Data records
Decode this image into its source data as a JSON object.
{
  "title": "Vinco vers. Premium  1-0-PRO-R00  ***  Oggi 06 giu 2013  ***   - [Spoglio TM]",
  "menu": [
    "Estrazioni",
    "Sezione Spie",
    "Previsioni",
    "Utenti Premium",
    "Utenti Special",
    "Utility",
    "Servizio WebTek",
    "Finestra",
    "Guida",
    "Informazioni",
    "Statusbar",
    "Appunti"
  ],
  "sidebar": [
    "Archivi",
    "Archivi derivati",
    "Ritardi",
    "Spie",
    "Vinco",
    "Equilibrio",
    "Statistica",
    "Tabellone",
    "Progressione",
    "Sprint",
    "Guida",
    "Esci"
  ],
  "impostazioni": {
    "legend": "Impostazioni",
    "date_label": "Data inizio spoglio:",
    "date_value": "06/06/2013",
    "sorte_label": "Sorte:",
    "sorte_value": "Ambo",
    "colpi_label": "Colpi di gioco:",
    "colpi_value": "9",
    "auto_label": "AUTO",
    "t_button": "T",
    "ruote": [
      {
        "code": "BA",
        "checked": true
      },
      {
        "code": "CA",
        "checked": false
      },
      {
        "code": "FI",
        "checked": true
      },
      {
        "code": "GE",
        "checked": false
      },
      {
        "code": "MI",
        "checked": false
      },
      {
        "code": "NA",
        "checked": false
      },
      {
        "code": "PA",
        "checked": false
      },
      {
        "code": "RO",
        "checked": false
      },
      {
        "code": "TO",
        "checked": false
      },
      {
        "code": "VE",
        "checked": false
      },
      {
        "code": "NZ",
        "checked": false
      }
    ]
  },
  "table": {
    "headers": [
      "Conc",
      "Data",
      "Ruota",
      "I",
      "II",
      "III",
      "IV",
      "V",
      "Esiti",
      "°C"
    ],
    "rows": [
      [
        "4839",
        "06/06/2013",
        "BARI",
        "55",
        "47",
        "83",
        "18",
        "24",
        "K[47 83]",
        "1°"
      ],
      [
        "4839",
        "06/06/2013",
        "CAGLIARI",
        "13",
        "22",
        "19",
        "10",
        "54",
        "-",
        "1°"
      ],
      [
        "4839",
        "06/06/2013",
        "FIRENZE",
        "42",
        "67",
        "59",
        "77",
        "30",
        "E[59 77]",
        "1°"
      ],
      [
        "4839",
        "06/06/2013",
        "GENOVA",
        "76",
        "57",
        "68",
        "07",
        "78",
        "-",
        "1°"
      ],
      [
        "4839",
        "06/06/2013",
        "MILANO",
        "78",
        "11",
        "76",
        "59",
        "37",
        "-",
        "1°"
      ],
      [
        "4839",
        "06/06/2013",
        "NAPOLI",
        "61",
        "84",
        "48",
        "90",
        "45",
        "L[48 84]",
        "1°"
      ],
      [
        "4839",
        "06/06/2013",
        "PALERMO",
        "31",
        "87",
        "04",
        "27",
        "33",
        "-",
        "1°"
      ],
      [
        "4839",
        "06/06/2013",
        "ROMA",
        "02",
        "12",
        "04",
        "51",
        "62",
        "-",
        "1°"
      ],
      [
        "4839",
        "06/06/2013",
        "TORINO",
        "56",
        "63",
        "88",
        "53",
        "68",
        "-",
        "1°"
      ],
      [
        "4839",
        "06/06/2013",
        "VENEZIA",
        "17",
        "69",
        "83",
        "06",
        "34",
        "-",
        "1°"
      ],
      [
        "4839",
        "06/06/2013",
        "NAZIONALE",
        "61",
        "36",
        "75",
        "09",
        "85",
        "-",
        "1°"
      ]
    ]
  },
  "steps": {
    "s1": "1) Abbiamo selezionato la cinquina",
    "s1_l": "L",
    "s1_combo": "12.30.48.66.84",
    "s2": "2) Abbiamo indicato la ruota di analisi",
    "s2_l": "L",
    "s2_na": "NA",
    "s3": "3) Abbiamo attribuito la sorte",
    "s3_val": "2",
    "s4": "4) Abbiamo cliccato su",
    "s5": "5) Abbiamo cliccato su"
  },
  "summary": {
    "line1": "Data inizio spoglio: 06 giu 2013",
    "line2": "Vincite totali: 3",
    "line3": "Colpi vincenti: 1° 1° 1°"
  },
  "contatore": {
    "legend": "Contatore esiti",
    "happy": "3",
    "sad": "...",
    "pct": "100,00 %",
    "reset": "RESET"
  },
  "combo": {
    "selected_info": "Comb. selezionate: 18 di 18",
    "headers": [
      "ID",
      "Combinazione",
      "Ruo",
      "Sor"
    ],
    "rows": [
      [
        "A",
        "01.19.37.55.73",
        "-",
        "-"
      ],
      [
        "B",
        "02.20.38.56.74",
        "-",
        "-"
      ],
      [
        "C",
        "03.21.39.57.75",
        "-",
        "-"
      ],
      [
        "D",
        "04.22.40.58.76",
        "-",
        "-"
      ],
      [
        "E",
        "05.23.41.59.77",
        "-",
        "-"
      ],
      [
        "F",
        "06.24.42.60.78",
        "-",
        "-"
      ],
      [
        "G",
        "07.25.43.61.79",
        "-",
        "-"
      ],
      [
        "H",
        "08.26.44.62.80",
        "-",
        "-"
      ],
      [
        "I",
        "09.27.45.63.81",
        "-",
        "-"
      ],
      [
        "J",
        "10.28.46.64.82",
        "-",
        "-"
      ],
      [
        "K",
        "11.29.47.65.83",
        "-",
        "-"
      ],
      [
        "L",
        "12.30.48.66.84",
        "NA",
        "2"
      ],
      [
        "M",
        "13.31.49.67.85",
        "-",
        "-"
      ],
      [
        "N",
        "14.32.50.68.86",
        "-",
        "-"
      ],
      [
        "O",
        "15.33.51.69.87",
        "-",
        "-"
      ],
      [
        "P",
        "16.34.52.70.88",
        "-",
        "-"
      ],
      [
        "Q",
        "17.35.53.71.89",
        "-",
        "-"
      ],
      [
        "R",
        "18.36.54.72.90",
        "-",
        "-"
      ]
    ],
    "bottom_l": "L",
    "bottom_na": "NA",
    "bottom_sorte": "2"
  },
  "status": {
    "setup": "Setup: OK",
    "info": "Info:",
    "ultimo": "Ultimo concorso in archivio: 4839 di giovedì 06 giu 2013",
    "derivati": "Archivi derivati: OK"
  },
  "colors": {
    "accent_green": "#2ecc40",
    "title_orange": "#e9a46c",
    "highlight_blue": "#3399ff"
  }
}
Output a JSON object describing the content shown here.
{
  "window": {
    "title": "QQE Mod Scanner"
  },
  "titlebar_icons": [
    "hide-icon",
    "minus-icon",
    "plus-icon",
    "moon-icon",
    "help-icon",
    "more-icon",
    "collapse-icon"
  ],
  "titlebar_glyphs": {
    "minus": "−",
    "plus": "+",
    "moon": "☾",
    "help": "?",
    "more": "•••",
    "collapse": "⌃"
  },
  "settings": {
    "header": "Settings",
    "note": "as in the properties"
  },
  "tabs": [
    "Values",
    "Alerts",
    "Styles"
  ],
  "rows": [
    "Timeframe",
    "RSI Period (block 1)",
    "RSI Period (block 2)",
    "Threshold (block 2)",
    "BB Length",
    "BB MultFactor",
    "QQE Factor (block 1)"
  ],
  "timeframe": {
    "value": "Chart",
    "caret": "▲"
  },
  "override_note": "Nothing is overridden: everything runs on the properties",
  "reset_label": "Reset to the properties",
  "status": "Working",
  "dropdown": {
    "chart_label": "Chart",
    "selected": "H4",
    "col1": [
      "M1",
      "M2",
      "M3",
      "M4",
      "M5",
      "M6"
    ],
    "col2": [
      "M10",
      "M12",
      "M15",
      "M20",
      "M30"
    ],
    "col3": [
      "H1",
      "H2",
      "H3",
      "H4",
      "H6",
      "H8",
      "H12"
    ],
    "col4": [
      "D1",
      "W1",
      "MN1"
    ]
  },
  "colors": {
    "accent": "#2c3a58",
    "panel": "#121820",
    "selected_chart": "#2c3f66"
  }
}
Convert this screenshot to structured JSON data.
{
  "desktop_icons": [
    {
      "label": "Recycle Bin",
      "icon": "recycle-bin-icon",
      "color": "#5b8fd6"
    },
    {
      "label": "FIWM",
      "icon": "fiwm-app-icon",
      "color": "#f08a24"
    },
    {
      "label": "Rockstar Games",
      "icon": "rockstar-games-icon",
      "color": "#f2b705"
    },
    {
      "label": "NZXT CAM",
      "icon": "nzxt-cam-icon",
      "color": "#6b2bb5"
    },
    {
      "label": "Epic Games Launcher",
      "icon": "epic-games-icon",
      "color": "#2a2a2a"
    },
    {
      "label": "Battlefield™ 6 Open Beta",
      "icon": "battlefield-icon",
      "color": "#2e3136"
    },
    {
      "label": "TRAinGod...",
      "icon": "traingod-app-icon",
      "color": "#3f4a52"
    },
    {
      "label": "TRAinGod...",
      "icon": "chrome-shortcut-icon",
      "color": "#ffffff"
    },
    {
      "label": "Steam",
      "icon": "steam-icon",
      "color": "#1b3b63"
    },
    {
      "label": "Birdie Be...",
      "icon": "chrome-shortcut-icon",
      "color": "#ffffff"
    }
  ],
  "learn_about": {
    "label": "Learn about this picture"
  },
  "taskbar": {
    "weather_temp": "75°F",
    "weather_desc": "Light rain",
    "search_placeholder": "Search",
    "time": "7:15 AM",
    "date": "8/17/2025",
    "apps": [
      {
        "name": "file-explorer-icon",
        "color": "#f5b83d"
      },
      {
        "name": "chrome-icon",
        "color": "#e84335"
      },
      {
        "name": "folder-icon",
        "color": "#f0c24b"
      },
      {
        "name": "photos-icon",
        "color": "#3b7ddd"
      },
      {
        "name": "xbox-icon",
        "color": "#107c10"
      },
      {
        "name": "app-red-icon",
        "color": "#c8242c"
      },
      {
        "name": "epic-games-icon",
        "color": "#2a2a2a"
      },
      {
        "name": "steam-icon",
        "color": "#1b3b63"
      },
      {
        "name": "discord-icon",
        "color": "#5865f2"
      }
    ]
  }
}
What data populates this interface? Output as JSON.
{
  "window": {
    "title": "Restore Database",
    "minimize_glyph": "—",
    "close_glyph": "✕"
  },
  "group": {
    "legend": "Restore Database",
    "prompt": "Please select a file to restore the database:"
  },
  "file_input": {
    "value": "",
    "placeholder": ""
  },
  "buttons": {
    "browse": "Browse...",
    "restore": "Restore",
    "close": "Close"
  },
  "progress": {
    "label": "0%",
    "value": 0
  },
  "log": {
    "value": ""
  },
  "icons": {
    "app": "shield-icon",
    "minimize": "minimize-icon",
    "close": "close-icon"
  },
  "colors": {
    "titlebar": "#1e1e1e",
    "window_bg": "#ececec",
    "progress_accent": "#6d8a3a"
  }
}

[EXERCISE OBJECTIVE]: Filter out all lines lacking the word "JSON" and copy the rest.

[COMPLETED TASK]:
Decode this image into its source data as a JSON object.
Output a JSON object describing the content shown here.
Convert this screenshot to structured JSON data.
What data populates this interface? Output as JSON.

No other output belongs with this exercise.